(Stored records)
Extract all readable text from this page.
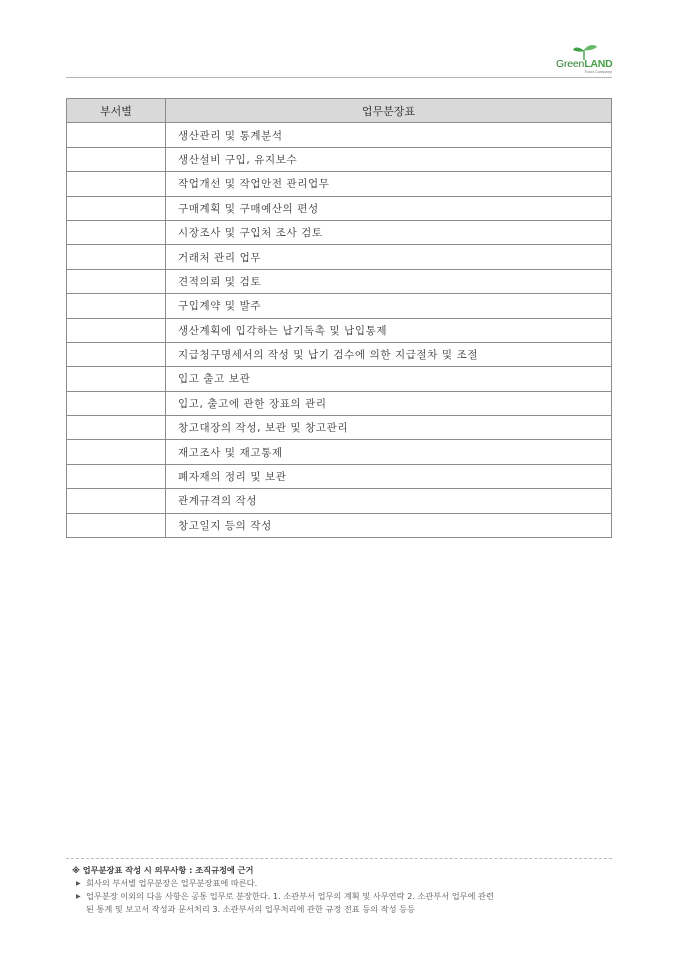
GreenLAND
Food Company
부서별	업무분장표
	생산관리 및 통계분석
	생산설비 구입, 유지보수
	작업개선 및 작업안전 관리업무
	구매계획 및 구매예산의 편성
	시장조사 및 구입처 조사 검토
	거래처 관리 업무
	견적의뢰 및 검토
	구입계약 및 발주
	생산계획에 입각하는 납기독촉 및 납입통제
	지급청구명세서의 작성 및 납기 검수에 의한 지급절차 및 조절
	입고 출고 보관
	입고, 출고에 관한 장표의 관리
	창고대장의 작성, 보관 및 창고관리
	재고조사 및 재고통제
	폐자재의 정리 및 보관
	관계규격의 작성
	창고일지 등의 작성
※ 업무분장표 작성 시 의무사항 : 조직규정에 근거
▶ 회사의 부서별 업무분장은 업무분장표에 따른다.
▶ 업무분장 이외의 다음 사항은 공통 업무로 분장한다. 1. 소관부서 업무의 계획 및 사무연락 2. 소관부서 업무에 관련
된 통계 및 보고서 작성과 문서처리 3. 소관부서의 업무처리에 관한 규정 전표 등의 작성 등등
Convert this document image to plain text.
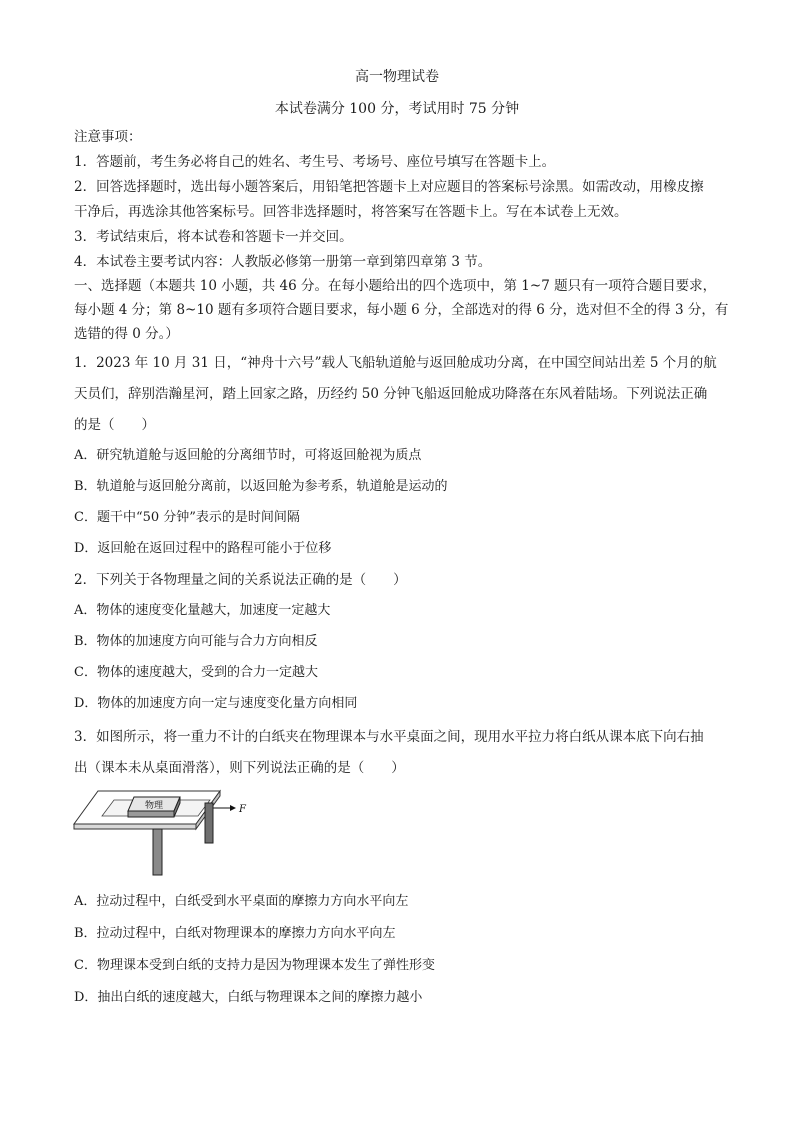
高一物理试卷
本试卷满分 100 分，考试用时 75 分钟
注意事项：
1．答题前，考生务必将自己的姓名、考生号、考场号、座位号填写在答题卡上。
2．回答选择题时，选出每小题答案后，用铅笔把答题卡上对应题目的答案标号涂黑。如需改动，用橡皮擦
干净后，再选涂其他答案标号。回答非选择题时，将答案写在答题卡上。写在本试卷上无效。
3．考试结束后，将本试卷和答题卡一并交回。
4．本试卷主要考试内容：人教版必修第一册第一章到第四章第 3 节。
一、选择题（本题共 10 小题，共 46 分。在每小题给出的四个选项中，第 1~7 题只有一项符合题目要求，
每小题 4 分；第 8~10 题有多项符合题目要求，每小题 6 分，全部选对的得 6 分，选对但不全的得 3 分，有
选错的得 0 分。）
1．2023 年 10 月 31 日，“神舟十六号”载人飞船轨道舱与返回舱成功分离，在中国空间站出差 5 个月的航
天员们，辞别浩瀚星河，踏上回家之路，历经约 50 分钟飞船返回舱成功降落在东风着陆场。下列说法正确
的是（　　）
A．研究轨道舱与返回舱的分离细节时，可将返回舱视为质点
B．轨道舱与返回舱分离前，以返回舱为参考系，轨道舱是运动的
C．题干中“50 分钟”表示的是时间间隔
D．返回舱在返回过程中的路程可能小于位移
2．下列关于各物理量之间的关系说法正确的是（　　）
A．物体的速度变化量越大，加速度一定越大
B．物体的加速度方向可能与合力方向相反
C．物体的速度越大，受到的合力一定越大
D．物体的加速度方向一定与速度变化量方向相同
3．如图所示，将一重力不计的白纸夹在物理课本与水平桌面之间，现用水平拉力将白纸从课本底下向右抽
出（课本未从桌面滑落），则下列说法正确的是（　　）
物理	F
A．拉动过程中，白纸受到水平桌面的摩擦力方向水平向左
B．拉动过程中，白纸对物理课本的摩擦力方向水平向左
C．物理课本受到白纸的支持力是因为物理课本发生了弹性形变
D．抽出白纸的速度越大，白纸与物理课本之间的摩擦力越小
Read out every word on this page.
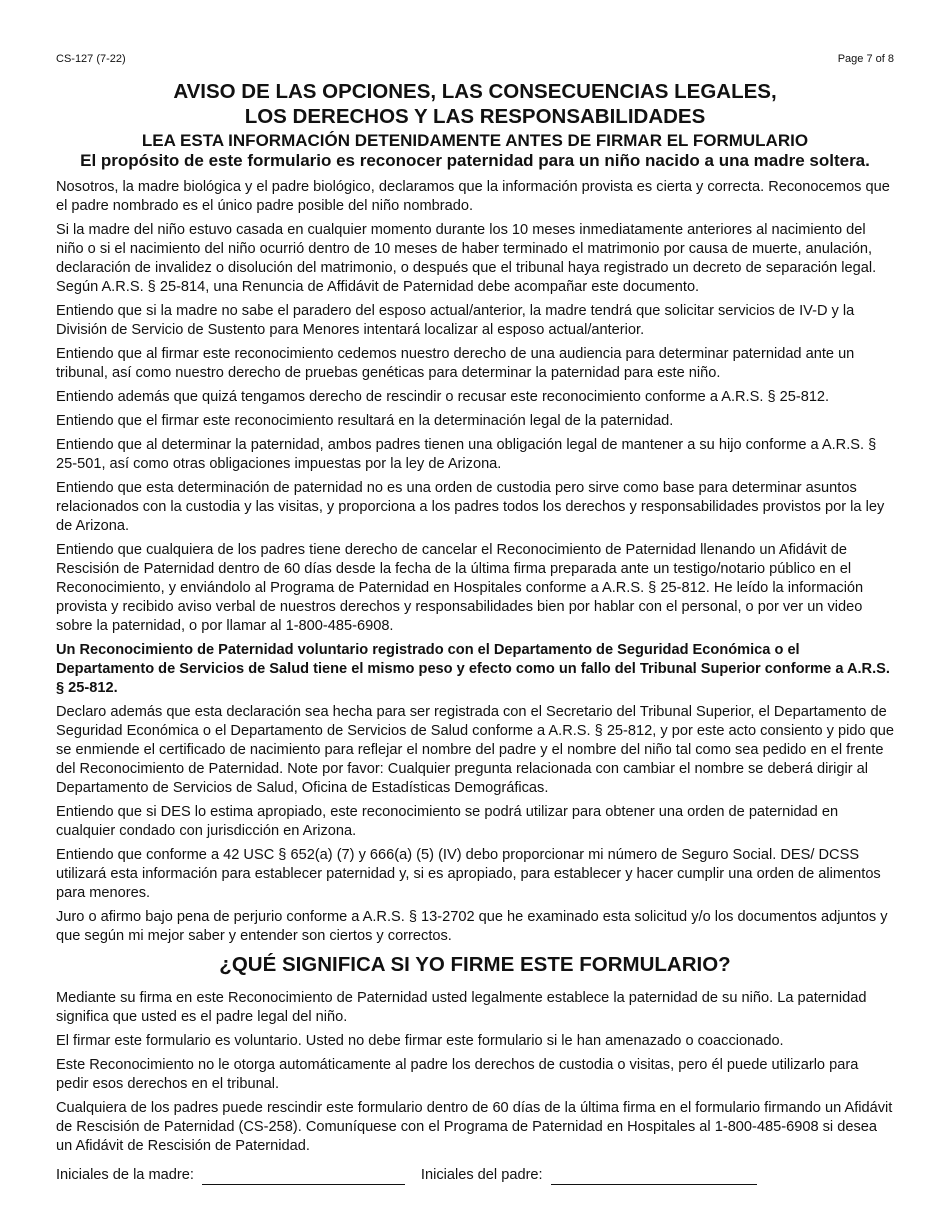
CS-127 (7-22)	Page 7 of 8
AVISO DE LAS OPCIONES, LAS CONSECUENCIAS LEGALES,
LOS DERECHOS Y LAS RESPONSABILIDADES
LEA ESTA INFORMACIÓN DETENIDAMENTE ANTES DE FIRMAR EL FORMULARIO
El propósito de este formulario es reconocer paternidad para un niño nacido a una madre soltera.

Nosotros, la madre biológica y el padre biológico, declaramos que la información provista es cierta y correcta. Reconocemos que el padre nombrado es el único padre posible del niño nombrado.

Si la madre del niño estuvo casada en cualquier momento durante los 10 meses inmediatamente anteriores al nacimiento del niño o si el nacimiento del niño ocurrió dentro de 10 meses de haber terminado el matrimonio por causa de muerte, anulación, declaración de invalidez o disolución del matrimonio, o después que el tribunal haya registrado un decreto de separación legal. Según A.R.S. § 25-814, una Renuncia de Affidávit de Paternidad debe acompañar este documento.

Entiendo que si la madre no sabe el paradero del esposo actual/anterior, la madre tendrá que solicitar servicios de IV-D y la División de Servicio de Sustento para Menores intentará localizar al esposo actual/anterior.

Entiendo que al firmar este reconocimiento cedemos nuestro derecho de una audiencia para determinar paternidad ante un tribunal, así como nuestro derecho de pruebas genéticas para determinar la paternidad para este niño.

Entiendo además que quizá tengamos derecho de rescindir o recusar este reconocimiento conforme a A.R.S. § 25-812.

Entiendo que el firmar este reconocimiento resultará en la determinación legal de la paternidad.

Entiendo que al determinar la paternidad, ambos padres tienen una obligación legal de mantener a su hijo conforme a A.R.S. § 25-501, así como otras obligaciones impuestas por la ley de Arizona.

Entiendo que esta determinación de paternidad no es una orden de custodia pero sirve como base para determinar asuntos relacionados con la custodia y las visitas, y proporciona a los padres todos los derechos y responsabilidades provistos por la ley de Arizona.

Entiendo que cualquiera de los padres tiene derecho de cancelar el Reconocimiento de Paternidad llenando un Afidávit de Rescisión de Paternidad dentro de 60 días desde la fecha de la última firma preparada ante un testigo/notario público en el Reconocimiento, y enviándolo al Programa de Paternidad en Hospitales conforme a A.R.S. § 25-812. He leído la información provista y recibido aviso verbal de nuestros derechos y responsabilidades bien por hablar con el personal, o por ver un video sobre la paternidad, o por llamar al 1-800-485-6908.

Un Reconocimiento de Paternidad voluntario registrado con el Departamento de Seguridad Económica o el Departamento de Servicios de Salud tiene el mismo peso y efecto como un fallo del Tribunal Superior conforme a A.R.S. § 25-812.

Declaro además que esta declaración sea hecha para ser registrada con el Secretario del Tribunal Superior, el Departamento de Seguridad Económica o el Departamento de Servicios de Salud conforme a A.R.S. § 25-812, y por este acto consiento y pido que se enmiende el certificado de nacimiento para reflejar el nombre del padre y el nombre del niño tal como sea pedido en el frente del Reconocimiento de Paternidad. Note por favor: Cualquier pregunta relacionada con cambiar el nombre se deberá dirigir al Departamento de Servicios de Salud, Oficina de Estadísticas Demográficas.

Entiendo que si DES lo estima apropiado, este reconocimiento se podrá utilizar para obtener una orden de paternidad en cualquier condado con jurisdicción en Arizona.

Entiendo que conforme a 42 USC § 652(a) (7) y 666(a) (5) (IV) debo proporcionar mi número de Seguro Social. DES/ DCSS utilizará esta información para establecer paternidad y, si es apropiado, para establecer y hacer cumplir una orden de alimentos para menores.

Juro o afirmo bajo pena de perjurio conforme a A.R.S. § 13-2702 que he examinado esta solicitud y/o los documentos adjuntos y que según mi mejor saber y entender son ciertos y correctos.

¿QUÉ SIGNIFICA SI YO FIRME ESTE FORMULARIO?

Mediante su firma en este Reconocimiento de Paternidad usted legalmente establece la paternidad de su niño. La paternidad significa que usted es el padre legal del niño.

El firmar este formulario es voluntario. Usted no debe firmar este formulario si le han amenazado o coaccionado.

Este Reconocimiento no le otorga automáticamente al padre los derechos de custodia o visitas, pero él puede utilizarlo para pedir esos derechos en el tribunal.

Cualquiera de los padres puede rescindir este formulario dentro de 60 días de la última firma en el formulario firmando un Afidávit de Rescisión de Paternidad (CS-258). Comuníquese con el Programa de Paternidad en Hospitales al 1-800-485-6908 si desea un Afidávit de Rescisión de Paternidad.

Iniciales de la madre:	Iniciales del padre:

▶ [Objective]: Looking at the entries above, say how many lines contain the word "text". Only the number is wanted.

▶ [Reply to the exercise]: 2